> Records
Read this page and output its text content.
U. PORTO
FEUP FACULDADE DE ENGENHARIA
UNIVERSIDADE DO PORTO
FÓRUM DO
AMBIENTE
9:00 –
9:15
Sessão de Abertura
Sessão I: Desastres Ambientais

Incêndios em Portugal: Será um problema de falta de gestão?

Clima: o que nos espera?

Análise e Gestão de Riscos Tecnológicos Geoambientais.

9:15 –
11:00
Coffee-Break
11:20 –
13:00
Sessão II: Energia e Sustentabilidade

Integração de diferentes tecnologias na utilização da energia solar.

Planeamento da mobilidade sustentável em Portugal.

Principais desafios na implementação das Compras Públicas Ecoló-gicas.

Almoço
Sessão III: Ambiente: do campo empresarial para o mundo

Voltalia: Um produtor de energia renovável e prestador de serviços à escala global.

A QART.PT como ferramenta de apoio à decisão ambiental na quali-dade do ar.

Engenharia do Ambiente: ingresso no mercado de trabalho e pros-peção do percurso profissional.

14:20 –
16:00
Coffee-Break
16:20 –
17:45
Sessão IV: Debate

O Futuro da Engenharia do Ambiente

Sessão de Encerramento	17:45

> Task to complete
All of the entries must be written out exactly as they stand.

> Problem solution
Read this page and output its text content.
U. PORTO
FEUP FACULDADE DE ENGENHARIA
UNIVERSIDADE DO PORTO
FÓRUM DO
AMBIENTE
9:00 –
9:15
Sessão de Abertura
Sessão I: Desastres Ambientais

Incêndios em Portugal: Será um problema de falta de gestão?

Clima: o que nos espera?

Análise e Gestão de Riscos Tecnológicos Geoambientais.

9:15 –
11:00
Coffee-Break
11:20 –
13:00
Sessão II: Energia e Sustentabilidade

Integração de diferentes tecnologias na utilização da energia solar.

Planeamento da mobilidade sustentável em Portugal.

Principais desafios na implementação das Compras Públicas Ecoló-gicas.

Almoço
Sessão III: Ambiente: do campo empresarial para o mundo

Voltalia: Um produtor de energia renovável e prestador de serviços à escala global.

A QART.PT como ferramenta de apoio à decisão ambiental na quali-dade do ar.

Engenharia do Ambiente: ingresso no mercado de trabalho e pros-peção do percurso profissional.

14:20 –
16:00
Coffee-Break
16:20 –
17:45
Sessão IV: Debate

O Futuro da Engenharia do Ambiente

Sessão de Encerramento	17:45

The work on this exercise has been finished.